[Stored items]
▬▬▬
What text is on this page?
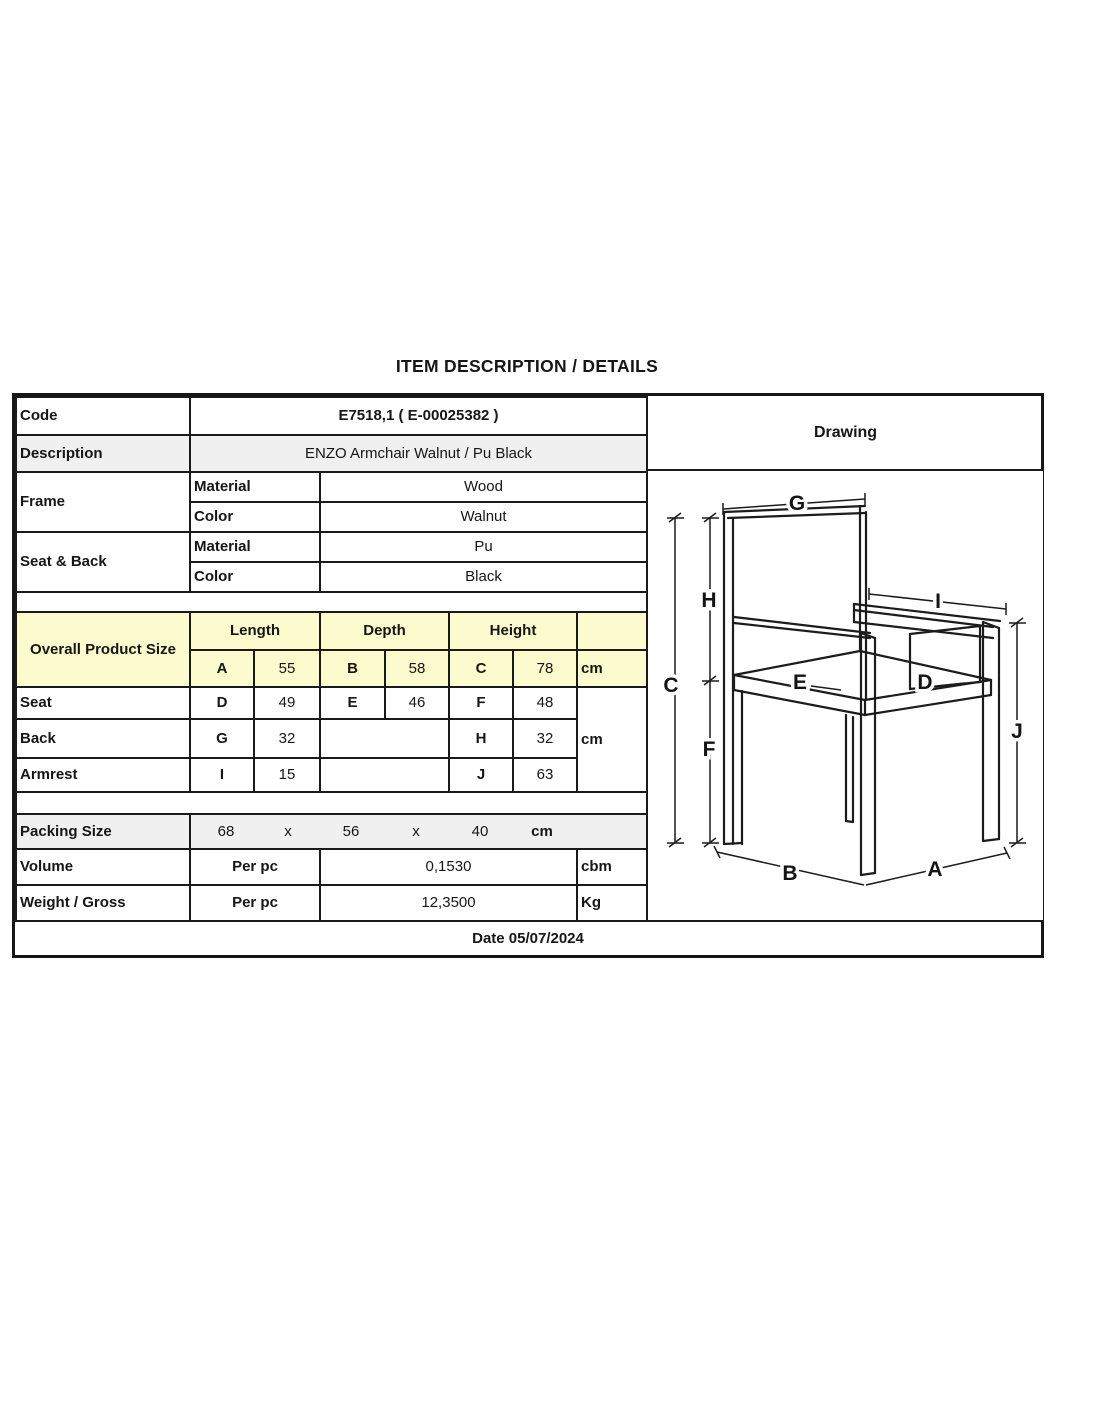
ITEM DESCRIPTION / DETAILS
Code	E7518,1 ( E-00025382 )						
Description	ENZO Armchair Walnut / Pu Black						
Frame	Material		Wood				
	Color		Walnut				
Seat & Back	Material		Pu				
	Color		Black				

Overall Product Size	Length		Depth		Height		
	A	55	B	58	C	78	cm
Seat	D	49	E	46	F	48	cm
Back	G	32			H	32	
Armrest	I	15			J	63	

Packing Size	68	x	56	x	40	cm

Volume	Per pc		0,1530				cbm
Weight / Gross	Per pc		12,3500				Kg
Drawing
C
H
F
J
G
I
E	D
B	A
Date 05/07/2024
▬▬▬
* [To be done]: Copy every entry exactly as written. Pictures are excluded.

* [In response]:
What text is on this page?
ITEM DESCRIPTION / DETAILS
Code	E7518,1 ( E-00025382 )						
Description	ENZO Armchair Walnut / Pu Black						
Frame	Material		Wood				
	Color		Walnut				
Seat & Back	Material		Pu				
	Color		Black				

Overall Product Size	Length		Depth		Height		
	A	55	B	58	C	78	cm
Seat	D	49	E	46	F	48	cm
Back	G	32			H	32	
Armrest	I	15			J	63	

Packing Size	68	x	56	x	40	cm

Volume	Per pc		0,1530				cbm
Weight / Gross	Per pc		12,3500				Kg
Drawing
C
H
F
J
G
I
E	D
B	A
Date 05/07/2024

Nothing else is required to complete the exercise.